# CHALLENGE
Which lines in the records below contain the word "from"? Copy each one out.

[Data records]

>> begin

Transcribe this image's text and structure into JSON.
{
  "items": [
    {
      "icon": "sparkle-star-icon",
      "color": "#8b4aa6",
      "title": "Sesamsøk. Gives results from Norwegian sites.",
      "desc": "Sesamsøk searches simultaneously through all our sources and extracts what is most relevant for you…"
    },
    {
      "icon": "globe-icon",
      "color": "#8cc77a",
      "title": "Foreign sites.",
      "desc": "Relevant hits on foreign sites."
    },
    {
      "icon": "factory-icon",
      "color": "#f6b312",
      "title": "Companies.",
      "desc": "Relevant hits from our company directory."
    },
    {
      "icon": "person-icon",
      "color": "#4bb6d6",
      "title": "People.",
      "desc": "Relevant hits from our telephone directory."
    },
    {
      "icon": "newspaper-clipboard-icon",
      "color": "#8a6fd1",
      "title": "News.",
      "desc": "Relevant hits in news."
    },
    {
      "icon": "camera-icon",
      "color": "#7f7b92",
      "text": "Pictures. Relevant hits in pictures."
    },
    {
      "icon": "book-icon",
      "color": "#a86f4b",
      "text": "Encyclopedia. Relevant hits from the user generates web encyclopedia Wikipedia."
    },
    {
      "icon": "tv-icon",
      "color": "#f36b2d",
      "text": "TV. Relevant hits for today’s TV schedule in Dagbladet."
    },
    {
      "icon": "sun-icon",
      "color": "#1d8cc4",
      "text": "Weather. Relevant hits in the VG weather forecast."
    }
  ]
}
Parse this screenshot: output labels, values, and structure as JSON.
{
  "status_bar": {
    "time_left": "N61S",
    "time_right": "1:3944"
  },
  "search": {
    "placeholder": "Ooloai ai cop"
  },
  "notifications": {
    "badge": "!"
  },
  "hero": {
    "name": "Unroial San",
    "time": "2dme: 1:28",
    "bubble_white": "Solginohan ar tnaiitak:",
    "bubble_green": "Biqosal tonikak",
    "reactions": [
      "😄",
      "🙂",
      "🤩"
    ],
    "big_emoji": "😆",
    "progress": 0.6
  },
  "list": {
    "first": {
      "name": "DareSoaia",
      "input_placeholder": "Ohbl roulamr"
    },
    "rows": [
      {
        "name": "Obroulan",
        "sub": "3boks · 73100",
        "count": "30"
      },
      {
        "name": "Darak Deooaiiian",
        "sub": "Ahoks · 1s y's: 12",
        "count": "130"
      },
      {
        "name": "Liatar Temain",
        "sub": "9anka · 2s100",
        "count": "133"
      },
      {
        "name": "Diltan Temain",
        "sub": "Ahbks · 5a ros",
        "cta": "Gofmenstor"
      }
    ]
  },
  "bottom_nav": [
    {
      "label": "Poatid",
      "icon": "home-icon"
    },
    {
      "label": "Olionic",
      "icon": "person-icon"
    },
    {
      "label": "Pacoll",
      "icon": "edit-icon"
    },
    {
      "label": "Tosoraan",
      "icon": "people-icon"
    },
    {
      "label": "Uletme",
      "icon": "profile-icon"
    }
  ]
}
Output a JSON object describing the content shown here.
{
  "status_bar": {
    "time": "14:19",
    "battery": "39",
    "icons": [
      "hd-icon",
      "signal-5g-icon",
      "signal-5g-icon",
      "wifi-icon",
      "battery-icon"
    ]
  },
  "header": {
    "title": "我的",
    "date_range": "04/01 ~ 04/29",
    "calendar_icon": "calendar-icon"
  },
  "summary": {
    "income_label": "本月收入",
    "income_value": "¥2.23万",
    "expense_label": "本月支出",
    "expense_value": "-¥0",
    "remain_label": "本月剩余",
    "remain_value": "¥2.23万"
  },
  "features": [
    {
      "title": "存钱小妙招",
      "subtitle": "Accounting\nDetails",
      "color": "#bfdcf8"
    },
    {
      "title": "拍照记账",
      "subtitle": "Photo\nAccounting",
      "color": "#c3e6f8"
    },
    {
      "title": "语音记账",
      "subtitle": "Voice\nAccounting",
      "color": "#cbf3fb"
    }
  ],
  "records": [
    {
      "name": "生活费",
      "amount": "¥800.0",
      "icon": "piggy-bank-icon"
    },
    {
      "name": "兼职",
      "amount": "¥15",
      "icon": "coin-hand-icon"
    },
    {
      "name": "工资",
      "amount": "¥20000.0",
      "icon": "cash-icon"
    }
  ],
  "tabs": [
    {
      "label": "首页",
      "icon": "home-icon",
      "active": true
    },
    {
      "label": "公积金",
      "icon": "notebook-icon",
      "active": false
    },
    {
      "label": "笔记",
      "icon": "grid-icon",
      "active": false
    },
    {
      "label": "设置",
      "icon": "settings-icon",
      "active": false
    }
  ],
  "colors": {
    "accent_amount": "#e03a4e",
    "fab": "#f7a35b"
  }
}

>> end

# WORKED SOLUTION
      "title": "Sesamsøk. Gives results from Norwegian sites.",
      "desc": "Relevant hits from our company directory."
      "desc": "Relevant hits from our telephone directory."
      "text": "Encyclopedia. Relevant hits from the user generates web encyclopedia Wikipedia."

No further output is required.